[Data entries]
::::

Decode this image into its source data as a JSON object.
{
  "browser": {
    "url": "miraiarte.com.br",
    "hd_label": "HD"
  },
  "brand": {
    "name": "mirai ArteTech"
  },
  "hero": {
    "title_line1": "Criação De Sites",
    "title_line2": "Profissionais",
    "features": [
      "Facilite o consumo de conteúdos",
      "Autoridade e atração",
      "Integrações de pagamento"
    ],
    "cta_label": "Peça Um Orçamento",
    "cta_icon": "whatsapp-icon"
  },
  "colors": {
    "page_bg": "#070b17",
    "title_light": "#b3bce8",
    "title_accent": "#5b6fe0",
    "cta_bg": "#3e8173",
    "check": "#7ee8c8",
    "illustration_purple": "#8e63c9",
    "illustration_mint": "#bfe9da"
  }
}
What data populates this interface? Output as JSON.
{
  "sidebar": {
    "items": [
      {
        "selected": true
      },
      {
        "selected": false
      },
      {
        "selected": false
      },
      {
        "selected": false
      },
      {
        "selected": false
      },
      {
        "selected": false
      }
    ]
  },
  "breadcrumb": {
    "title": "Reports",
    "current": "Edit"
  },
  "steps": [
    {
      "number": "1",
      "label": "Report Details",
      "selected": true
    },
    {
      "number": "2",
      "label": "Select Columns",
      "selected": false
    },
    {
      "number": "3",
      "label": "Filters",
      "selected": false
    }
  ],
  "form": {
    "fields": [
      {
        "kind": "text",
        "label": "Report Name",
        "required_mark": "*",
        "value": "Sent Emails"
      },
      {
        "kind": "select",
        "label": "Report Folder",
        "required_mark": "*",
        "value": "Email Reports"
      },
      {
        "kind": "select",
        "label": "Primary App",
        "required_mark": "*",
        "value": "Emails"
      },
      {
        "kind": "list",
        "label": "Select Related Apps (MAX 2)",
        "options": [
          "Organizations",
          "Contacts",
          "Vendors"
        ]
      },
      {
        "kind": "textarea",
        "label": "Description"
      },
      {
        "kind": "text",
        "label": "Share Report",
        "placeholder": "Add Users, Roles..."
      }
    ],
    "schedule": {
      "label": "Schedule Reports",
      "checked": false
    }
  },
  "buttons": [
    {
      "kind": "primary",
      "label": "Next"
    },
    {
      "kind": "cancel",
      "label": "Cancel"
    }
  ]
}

::::

* **Work required**: Select every line above that contains the word "this", and copy it.

* **Solution**:
Decode this image into its source data as a JSON object.
What data populates this interface? Output as JSON.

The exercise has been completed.